Every record must be repeated exactly, with no omission.

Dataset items
* * * * * * * * *

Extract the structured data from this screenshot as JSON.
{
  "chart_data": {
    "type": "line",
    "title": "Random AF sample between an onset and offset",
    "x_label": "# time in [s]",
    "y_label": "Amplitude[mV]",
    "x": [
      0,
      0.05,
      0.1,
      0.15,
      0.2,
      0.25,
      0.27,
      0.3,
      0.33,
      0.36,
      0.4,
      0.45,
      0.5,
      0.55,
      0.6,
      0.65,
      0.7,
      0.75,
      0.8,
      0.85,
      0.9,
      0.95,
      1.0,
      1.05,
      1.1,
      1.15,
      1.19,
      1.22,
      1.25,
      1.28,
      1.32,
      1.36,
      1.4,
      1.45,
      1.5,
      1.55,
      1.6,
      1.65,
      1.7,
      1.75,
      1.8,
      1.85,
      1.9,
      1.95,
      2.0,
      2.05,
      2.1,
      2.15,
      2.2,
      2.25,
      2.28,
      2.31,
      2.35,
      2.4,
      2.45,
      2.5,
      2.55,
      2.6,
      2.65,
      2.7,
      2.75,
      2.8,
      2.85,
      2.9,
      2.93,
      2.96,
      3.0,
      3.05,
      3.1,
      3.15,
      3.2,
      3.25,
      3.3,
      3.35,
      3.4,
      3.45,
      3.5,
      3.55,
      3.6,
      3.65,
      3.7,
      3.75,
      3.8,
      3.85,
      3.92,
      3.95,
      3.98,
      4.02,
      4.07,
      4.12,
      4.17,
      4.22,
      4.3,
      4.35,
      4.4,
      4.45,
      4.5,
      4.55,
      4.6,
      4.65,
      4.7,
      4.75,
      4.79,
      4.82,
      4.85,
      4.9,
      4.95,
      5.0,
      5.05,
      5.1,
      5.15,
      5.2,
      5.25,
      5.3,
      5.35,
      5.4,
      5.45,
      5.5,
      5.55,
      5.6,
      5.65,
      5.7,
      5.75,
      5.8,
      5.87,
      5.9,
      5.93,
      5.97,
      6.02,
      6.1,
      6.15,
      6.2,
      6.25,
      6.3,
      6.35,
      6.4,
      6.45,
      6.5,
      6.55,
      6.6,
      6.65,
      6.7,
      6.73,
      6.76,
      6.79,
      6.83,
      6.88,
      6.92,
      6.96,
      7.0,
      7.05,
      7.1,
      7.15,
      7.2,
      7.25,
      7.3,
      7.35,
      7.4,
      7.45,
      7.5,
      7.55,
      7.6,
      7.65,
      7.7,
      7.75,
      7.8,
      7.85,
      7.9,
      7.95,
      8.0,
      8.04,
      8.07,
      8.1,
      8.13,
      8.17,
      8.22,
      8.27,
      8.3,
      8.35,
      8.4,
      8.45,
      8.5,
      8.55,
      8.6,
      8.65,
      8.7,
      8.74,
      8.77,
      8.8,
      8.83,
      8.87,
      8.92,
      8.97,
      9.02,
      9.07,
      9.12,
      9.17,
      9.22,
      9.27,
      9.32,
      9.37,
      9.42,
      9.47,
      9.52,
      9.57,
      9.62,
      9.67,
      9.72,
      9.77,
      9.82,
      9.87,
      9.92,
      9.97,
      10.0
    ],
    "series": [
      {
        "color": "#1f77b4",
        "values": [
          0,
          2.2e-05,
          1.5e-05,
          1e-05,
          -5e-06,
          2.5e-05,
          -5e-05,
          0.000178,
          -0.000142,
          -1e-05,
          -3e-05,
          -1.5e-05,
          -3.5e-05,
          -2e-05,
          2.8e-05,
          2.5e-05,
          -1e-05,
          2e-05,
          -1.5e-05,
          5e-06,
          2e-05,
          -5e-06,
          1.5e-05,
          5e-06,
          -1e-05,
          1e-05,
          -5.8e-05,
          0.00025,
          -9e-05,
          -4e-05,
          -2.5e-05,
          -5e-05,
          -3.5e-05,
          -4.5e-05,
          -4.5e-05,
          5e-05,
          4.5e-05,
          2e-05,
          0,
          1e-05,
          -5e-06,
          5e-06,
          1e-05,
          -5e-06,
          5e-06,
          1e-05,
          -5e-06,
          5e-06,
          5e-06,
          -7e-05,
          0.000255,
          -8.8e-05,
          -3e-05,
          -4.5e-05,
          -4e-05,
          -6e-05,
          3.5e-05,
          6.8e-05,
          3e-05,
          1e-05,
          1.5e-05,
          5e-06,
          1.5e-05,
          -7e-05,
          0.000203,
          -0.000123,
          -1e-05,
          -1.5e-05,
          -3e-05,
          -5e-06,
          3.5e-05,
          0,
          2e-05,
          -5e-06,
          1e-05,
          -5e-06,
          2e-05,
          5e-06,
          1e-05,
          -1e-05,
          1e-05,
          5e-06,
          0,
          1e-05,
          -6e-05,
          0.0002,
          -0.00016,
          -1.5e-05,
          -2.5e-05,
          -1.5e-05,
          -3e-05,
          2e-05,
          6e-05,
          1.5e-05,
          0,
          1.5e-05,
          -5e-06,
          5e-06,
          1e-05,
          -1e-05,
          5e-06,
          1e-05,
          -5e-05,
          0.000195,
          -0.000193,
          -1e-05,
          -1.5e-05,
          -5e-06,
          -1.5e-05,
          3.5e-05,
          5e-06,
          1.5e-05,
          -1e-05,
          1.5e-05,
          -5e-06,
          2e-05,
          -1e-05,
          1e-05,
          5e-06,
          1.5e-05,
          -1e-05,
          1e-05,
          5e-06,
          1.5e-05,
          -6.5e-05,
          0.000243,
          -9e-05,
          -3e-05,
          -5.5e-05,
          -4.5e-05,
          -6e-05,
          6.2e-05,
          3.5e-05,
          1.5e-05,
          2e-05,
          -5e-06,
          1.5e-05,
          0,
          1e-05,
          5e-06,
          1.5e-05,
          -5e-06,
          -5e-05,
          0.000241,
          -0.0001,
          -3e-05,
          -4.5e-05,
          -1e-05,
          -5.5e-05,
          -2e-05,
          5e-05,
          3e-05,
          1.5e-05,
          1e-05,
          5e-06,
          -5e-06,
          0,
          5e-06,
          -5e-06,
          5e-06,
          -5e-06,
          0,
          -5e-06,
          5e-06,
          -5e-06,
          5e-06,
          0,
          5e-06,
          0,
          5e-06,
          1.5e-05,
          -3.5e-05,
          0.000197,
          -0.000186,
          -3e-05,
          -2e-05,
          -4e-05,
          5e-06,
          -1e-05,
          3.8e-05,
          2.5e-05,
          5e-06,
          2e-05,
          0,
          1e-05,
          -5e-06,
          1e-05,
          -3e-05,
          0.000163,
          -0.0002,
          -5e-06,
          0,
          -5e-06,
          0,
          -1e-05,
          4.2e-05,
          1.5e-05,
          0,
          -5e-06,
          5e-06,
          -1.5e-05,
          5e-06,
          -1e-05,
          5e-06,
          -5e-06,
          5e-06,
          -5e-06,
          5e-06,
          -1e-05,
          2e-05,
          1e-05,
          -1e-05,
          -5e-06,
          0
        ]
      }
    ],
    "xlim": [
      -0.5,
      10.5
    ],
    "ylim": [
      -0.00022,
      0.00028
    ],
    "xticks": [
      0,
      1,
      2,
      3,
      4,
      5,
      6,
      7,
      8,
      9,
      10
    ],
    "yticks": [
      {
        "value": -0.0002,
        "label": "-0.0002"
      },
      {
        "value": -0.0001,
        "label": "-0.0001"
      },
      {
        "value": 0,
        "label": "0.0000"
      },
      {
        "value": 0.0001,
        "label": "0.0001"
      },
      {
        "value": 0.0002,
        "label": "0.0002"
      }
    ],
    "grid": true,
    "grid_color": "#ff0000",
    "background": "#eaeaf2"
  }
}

* * * * * * * * *

_Answer to this task_.
Extract the structured data from this screenshot as JSON.
{
  "chart_data": {
    "type": "line",
    "title": "Random AF sample between an onset and offset",
    "x_label": "# time in [s]",
    "y_label": "Amplitude[mV]",
    "x": [
      0,
      0.05,
      0.1,
      0.15,
      0.2,
      0.25,
      0.27,
      0.3,
      0.33,
      0.36,
      0.4,
      0.45,
      0.5,
      0.55,
      0.6,
      0.65,
      0.7,
      0.75,
      0.8,
      0.85,
      0.9,
      0.95,
      1.0,
      1.05,
      1.1,
      1.15,
      1.19,
      1.22,
      1.25,
      1.28,
      1.32,
      1.36,
      1.4,
      1.45,
      1.5,
      1.55,
      1.6,
      1.65,
      1.7,
      1.75,
      1.8,
      1.85,
      1.9,
      1.95,
      2.0,
      2.05,
      2.1,
      2.15,
      2.2,
      2.25,
      2.28,
      2.31,
      2.35,
      2.4,
      2.45,
      2.5,
      2.55,
      2.6,
      2.65,
      2.7,
      2.75,
      2.8,
      2.85,
      2.9,
      2.93,
      2.96,
      3.0,
      3.05,
      3.1,
      3.15,
      3.2,
      3.25,
      3.3,
      3.35,
      3.4,
      3.45,
      3.5,
      3.55,
      3.6,
      3.65,
      3.7,
      3.75,
      3.8,
      3.85,
      3.92,
      3.95,
      3.98,
      4.02,
      4.07,
      4.12,
      4.17,
      4.22,
      4.3,
      4.35,
      4.4,
      4.45,
      4.5,
      4.55,
      4.6,
      4.65,
      4.7,
      4.75,
      4.79,
      4.82,
      4.85,
      4.9,
      4.95,
      5.0,
      5.05,
      5.1,
      5.15,
      5.2,
      5.25,
      5.3,
      5.35,
      5.4,
      5.45,
      5.5,
      5.55,
      5.6,
      5.65,
      5.7,
      5.75,
      5.8,
      5.87,
      5.9,
      5.93,
      5.97,
      6.02,
      6.1,
      6.15,
      6.2,
      6.25,
      6.3,
      6.35,
      6.4,
      6.45,
      6.5,
      6.55,
      6.6,
      6.65,
      6.7,
      6.73,
      6.76,
      6.79,
      6.83,
      6.88,
      6.92,
      6.96,
      7.0,
      7.05,
      7.1,
      7.15,
      7.2,
      7.25,
      7.3,
      7.35,
      7.4,
      7.45,
      7.5,
      7.55,
      7.6,
      7.65,
      7.7,
      7.75,
      7.8,
      7.85,
      7.9,
      7.95,
      8.0,
      8.04,
      8.07,
      8.1,
      8.13,
      8.17,
      8.22,
      8.27,
      8.3,
      8.35,
      8.4,
      8.45,
      8.5,
      8.55,
      8.6,
      8.65,
      8.7,
      8.74,
      8.77,
      8.8,
      8.83,
      8.87,
      8.92,
      8.97,
      9.02,
      9.07,
      9.12,
      9.17,
      9.22,
      9.27,
      9.32,
      9.37,
      9.42,
      9.47,
      9.52,
      9.57,
      9.62,
      9.67,
      9.72,
      9.77,
      9.82,
      9.87,
      9.92,
      9.97,
      10.0
    ],
    "series": [
      {
        "color": "#1f77b4",
        "values": [
          0,
          2.2e-05,
          1.5e-05,
          1e-05,
          -5e-06,
          2.5e-05,
          -5e-05,
          0.000178,
          -0.000142,
          -1e-05,
          -3e-05,
          -1.5e-05,
          -3.5e-05,
          -2e-05,
          2.8e-05,
          2.5e-05,
          -1e-05,
          2e-05,
          -1.5e-05,
          5e-06,
          2e-05,
          -5e-06,
          1.5e-05,
          5e-06,
          -1e-05,
          1e-05,
          -5.8e-05,
          0.00025,
          -9e-05,
          -4e-05,
          -2.5e-05,
          -5e-05,
          -3.5e-05,
          -4.5e-05,
          -4.5e-05,
          5e-05,
          4.5e-05,
          2e-05,
          0,
          1e-05,
          -5e-06,
          5e-06,
          1e-05,
          -5e-06,
          5e-06,
          1e-05,
          -5e-06,
          5e-06,
          5e-06,
          -7e-05,
          0.000255,
          -8.8e-05,
          -3e-05,
          -4.5e-05,
          -4e-05,
          -6e-05,
          3.5e-05,
          6.8e-05,
          3e-05,
          1e-05,
          1.5e-05,
          5e-06,
          1.5e-05,
          -7e-05,
          0.000203,
          -0.000123,
          -1e-05,
          -1.5e-05,
          -3e-05,
          -5e-06,
          3.5e-05,
          0,
          2e-05,
          -5e-06,
          1e-05,
          -5e-06,
          2e-05,
          5e-06,
          1e-05,
          -1e-05,
          1e-05,
          5e-06,
          0,
          1e-05,
          -6e-05,
          0.0002,
          -0.00016,
          -1.5e-05,
          -2.5e-05,
          -1.5e-05,
          -3e-05,
          2e-05,
          6e-05,
          1.5e-05,
          0,
          1.5e-05,
          -5e-06,
          5e-06,
          1e-05,
          -1e-05,
          5e-06,
          1e-05,
          -5e-05,
          0.000195,
          -0.000193,
          -1e-05,
          -1.5e-05,
          -5e-06,
          -1.5e-05,
          3.5e-05,
          5e-06,
          1.5e-05,
          -1e-05,
          1.5e-05,
          -5e-06,
          2e-05,
          -1e-05,
          1e-05,
          5e-06,
          1.5e-05,
          -1e-05,
          1e-05,
          5e-06,
          1.5e-05,
          -6.5e-05,
          0.000243,
          -9e-05,
          -3e-05,
          -5.5e-05,
          -4.5e-05,
          -6e-05,
          6.2e-05,
          3.5e-05,
          1.5e-05,
          2e-05,
          -5e-06,
          1.5e-05,
          0,
          1e-05,
          5e-06,
          1.5e-05,
          -5e-06,
          -5e-05,
          0.000241,
          -0.0001,
          -3e-05,
          -4.5e-05,
          -1e-05,
          -5.5e-05,
          -2e-05,
          5e-05,
          3e-05,
          1.5e-05,
          1e-05,
          5e-06,
          -5e-06,
          0,
          5e-06,
          -5e-06,
          5e-06,
          -5e-06,
          0,
          -5e-06,
          5e-06,
          -5e-06,
          5e-06,
          0,
          5e-06,
          0,
          5e-06,
          1.5e-05,
          -3.5e-05,
          0.000197,
          -0.000186,
          -3e-05,
          -2e-05,
          -4e-05,
          5e-06,
          -1e-05,
          3.8e-05,
          2.5e-05,
          5e-06,
          2e-05,
          0,
          1e-05,
          -5e-06,
          1e-05,
          -3e-05,
          0.000163,
          -0.0002,
          -5e-06,
          0,
          -5e-06,
          0,
          -1e-05,
          4.2e-05,
          1.5e-05,
          0,
          -5e-06,
          5e-06,
          -1.5e-05,
          5e-06,
          -1e-05,
          5e-06,
          -5e-06,
          5e-06,
          -5e-06,
          5e-06,
          -1e-05,
          2e-05,
          1e-05,
          -1e-05,
          -5e-06,
          0
        ]
      }
    ],
    "xlim": [
      -0.5,
      10.5
    ],
    "ylim": [
      -0.00022,
      0.00028
    ],
    "xticks": [
      0,
      1,
      2,
      3,
      4,
      5,
      6,
      7,
      8,
      9,
      10
    ],
    "yticks": [
      {
        "value": -0.0002,
        "label": "-0.0002"
      },
      {
        "value": -0.0001,
        "label": "-0.0001"
      },
      {
        "value": 0,
        "label": "0.0000"
      },
      {
        "value": 0.0001,
        "label": "0.0001"
      },
      {
        "value": 0.0002,
        "label": "0.0002"
      }
    ],
    "grid": true,
    "grid_color": "#ff0000",
    "background": "#eaeaf2"
  }
}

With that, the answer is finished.